Each line that contains the string "Center" counts once; report how many such lines appear in the data, as a number only.
[Start of SOURCE DATA]
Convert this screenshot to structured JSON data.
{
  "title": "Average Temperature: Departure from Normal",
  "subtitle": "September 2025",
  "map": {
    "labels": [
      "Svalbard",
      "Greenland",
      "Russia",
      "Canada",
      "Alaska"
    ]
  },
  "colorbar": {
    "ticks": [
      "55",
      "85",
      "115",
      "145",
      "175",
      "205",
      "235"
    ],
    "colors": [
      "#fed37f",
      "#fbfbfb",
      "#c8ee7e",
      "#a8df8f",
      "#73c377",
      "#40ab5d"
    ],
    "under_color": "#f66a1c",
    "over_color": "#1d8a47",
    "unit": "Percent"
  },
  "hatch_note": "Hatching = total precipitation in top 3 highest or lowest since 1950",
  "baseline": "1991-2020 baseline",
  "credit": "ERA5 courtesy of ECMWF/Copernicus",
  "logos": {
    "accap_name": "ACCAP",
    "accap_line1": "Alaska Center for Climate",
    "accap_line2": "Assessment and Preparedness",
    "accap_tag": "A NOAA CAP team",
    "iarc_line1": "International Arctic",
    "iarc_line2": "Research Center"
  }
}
[End of SOURCE DATA]
• [TASK OUTPUT]: 2